## [Objective]
Extract and list every line that contains the word "document".

## [Collected data entries]

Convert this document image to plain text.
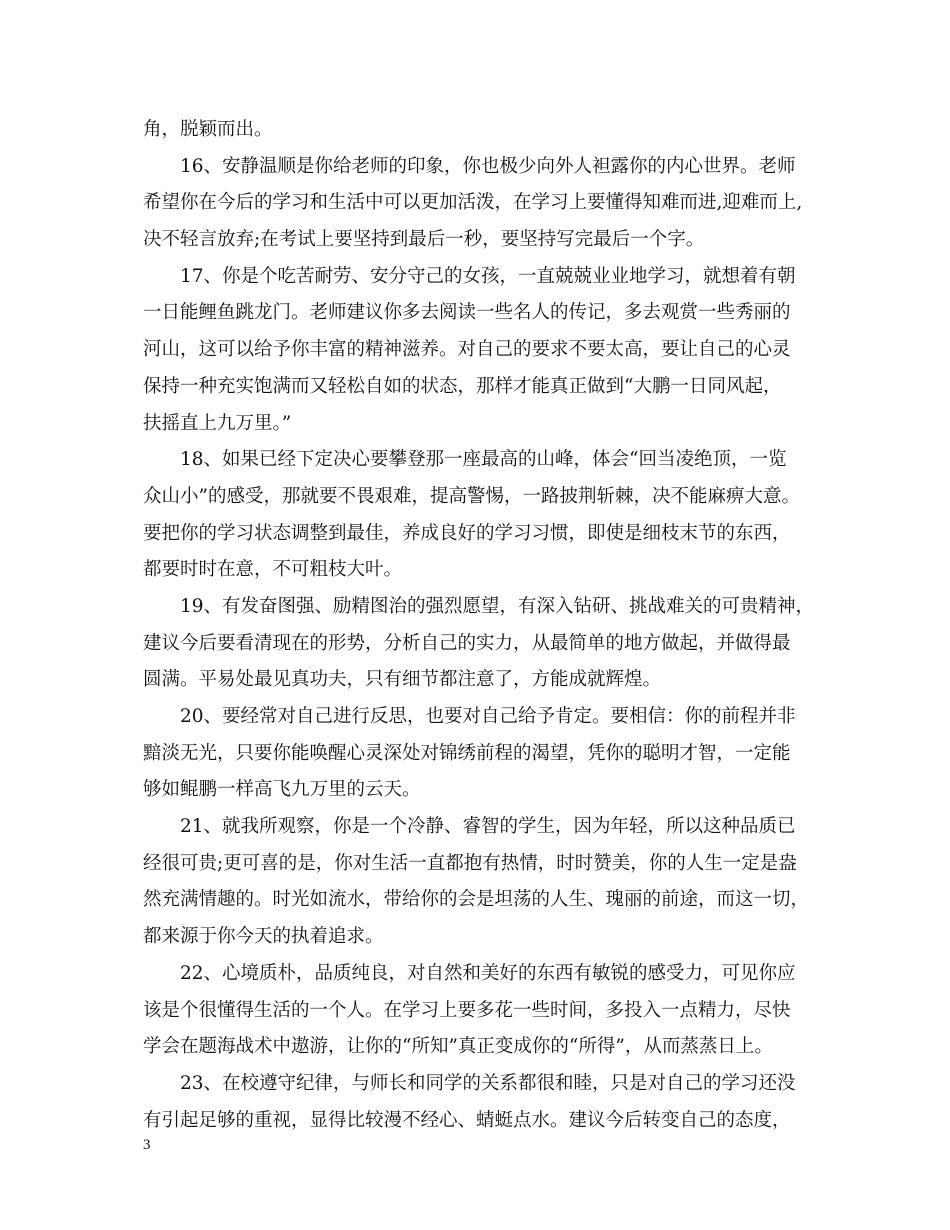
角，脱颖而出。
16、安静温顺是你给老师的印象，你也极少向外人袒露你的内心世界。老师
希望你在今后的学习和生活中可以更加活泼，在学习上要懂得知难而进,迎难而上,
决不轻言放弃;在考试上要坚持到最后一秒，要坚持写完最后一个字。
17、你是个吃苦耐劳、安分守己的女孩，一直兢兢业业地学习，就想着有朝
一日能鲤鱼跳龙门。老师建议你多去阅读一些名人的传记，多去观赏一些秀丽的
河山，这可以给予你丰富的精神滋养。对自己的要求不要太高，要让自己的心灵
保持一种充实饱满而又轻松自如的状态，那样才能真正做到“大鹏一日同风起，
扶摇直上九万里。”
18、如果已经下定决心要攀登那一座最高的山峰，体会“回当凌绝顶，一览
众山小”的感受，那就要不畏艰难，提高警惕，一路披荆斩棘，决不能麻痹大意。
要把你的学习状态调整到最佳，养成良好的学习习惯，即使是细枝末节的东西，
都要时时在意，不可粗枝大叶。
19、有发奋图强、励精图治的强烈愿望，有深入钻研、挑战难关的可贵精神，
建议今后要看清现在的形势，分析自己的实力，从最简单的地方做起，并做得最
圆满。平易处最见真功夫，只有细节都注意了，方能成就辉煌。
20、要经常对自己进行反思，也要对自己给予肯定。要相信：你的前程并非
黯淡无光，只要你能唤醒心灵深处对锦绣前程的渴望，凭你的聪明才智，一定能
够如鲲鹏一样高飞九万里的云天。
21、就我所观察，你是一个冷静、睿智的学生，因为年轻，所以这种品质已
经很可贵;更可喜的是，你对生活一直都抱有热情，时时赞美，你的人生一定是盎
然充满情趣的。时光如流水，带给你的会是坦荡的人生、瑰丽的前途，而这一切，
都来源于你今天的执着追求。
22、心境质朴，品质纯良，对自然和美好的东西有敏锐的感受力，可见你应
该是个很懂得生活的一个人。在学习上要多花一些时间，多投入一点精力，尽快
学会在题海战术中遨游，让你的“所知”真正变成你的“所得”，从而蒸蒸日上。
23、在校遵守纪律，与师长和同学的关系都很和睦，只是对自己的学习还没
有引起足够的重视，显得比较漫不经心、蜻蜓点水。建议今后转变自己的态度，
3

* * *

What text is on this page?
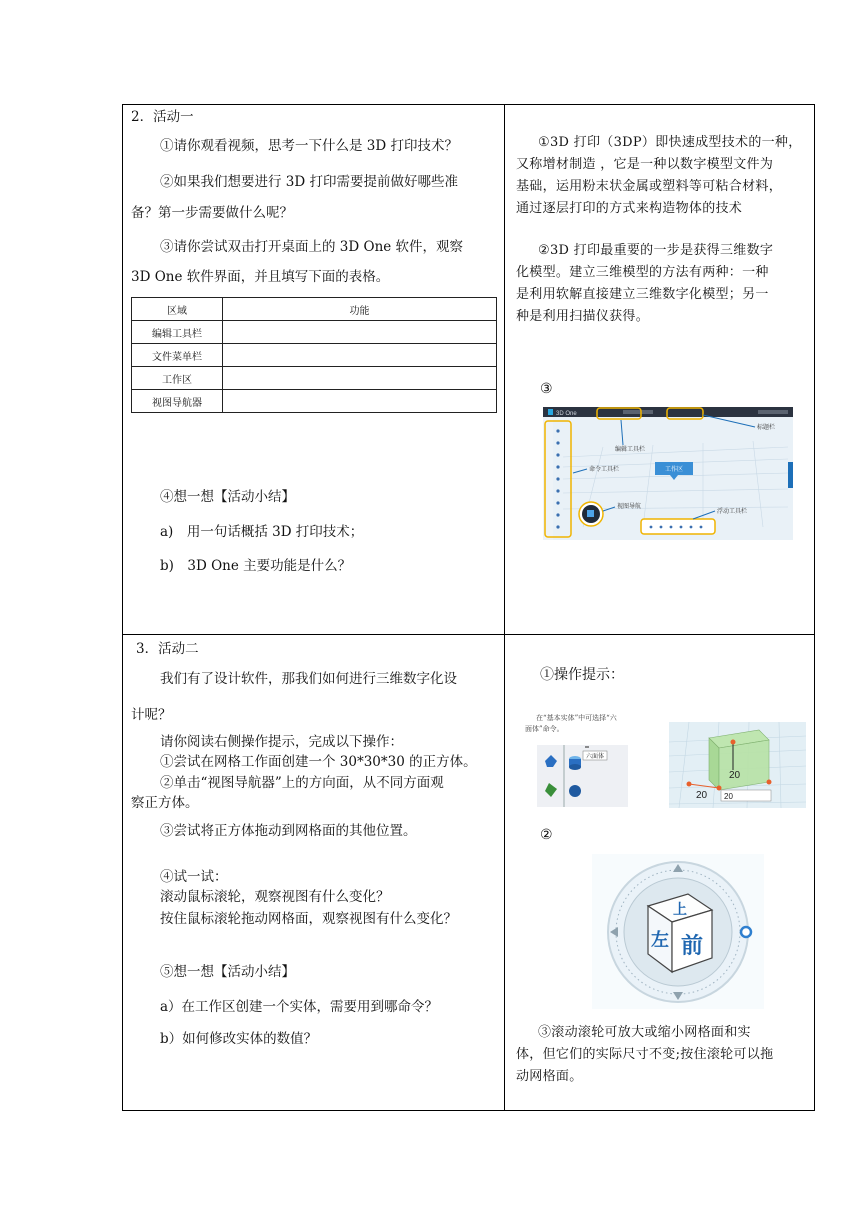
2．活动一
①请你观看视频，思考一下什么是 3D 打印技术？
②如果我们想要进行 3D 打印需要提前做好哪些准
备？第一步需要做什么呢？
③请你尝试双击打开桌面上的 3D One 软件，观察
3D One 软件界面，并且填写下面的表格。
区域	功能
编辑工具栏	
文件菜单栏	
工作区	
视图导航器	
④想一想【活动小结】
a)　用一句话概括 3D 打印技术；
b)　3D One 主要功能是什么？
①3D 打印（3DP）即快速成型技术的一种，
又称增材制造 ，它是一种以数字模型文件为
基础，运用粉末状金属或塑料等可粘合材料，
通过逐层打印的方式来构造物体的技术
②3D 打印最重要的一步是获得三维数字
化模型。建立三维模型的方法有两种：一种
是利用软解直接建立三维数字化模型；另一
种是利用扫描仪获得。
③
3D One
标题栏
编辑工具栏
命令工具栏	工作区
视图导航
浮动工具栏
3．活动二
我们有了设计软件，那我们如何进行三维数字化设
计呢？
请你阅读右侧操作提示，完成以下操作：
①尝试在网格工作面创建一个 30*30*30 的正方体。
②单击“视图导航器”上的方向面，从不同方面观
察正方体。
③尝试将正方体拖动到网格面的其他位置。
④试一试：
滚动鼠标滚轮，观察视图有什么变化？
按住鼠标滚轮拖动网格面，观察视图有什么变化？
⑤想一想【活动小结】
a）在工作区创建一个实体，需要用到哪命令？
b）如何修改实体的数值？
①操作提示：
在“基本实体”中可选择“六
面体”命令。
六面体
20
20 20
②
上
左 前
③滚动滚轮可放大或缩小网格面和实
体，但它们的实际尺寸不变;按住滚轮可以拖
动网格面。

---

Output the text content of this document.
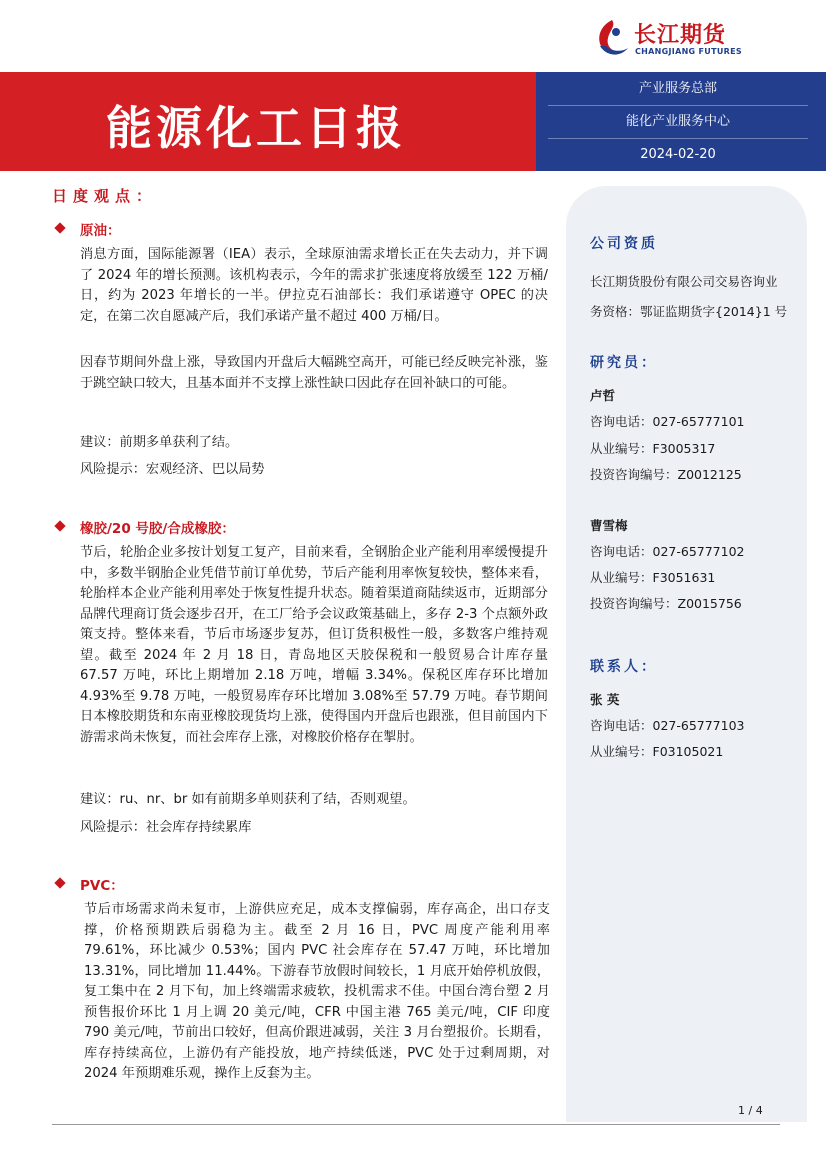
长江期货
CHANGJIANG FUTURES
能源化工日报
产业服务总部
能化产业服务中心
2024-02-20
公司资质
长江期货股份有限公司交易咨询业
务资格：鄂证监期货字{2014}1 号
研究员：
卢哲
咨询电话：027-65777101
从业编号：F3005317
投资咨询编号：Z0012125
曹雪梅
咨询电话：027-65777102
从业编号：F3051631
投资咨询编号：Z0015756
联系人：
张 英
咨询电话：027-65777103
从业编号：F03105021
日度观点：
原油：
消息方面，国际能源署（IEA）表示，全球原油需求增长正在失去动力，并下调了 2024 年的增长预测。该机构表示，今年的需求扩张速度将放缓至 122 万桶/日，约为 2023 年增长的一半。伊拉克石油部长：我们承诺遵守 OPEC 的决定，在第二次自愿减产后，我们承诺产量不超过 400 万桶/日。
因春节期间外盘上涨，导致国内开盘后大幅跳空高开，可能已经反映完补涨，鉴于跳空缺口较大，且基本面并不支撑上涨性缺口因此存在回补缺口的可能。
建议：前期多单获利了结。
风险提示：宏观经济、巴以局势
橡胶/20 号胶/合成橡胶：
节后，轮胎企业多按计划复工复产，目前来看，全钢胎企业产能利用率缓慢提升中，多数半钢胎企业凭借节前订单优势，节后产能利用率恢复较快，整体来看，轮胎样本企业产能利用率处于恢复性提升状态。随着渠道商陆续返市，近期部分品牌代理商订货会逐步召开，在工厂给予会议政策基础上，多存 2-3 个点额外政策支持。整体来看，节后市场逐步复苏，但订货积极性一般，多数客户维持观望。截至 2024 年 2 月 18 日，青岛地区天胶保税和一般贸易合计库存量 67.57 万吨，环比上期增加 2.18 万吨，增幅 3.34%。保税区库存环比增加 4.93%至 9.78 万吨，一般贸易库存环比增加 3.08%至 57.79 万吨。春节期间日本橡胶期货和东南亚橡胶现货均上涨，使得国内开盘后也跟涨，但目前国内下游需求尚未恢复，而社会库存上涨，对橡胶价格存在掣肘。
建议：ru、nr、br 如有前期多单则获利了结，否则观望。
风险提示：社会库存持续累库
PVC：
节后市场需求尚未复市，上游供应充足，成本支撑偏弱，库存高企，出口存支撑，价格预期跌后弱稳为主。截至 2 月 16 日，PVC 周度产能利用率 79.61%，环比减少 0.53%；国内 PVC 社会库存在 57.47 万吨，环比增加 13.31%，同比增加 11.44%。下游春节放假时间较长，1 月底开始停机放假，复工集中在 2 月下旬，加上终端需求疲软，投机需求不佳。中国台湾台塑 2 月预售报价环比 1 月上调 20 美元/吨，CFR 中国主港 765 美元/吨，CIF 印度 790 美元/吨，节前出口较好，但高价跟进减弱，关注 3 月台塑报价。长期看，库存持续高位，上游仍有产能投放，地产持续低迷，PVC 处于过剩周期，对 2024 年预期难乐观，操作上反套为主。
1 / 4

## [Answer to the exercise]
Convert this document image to plain text.
Output the text content of this document.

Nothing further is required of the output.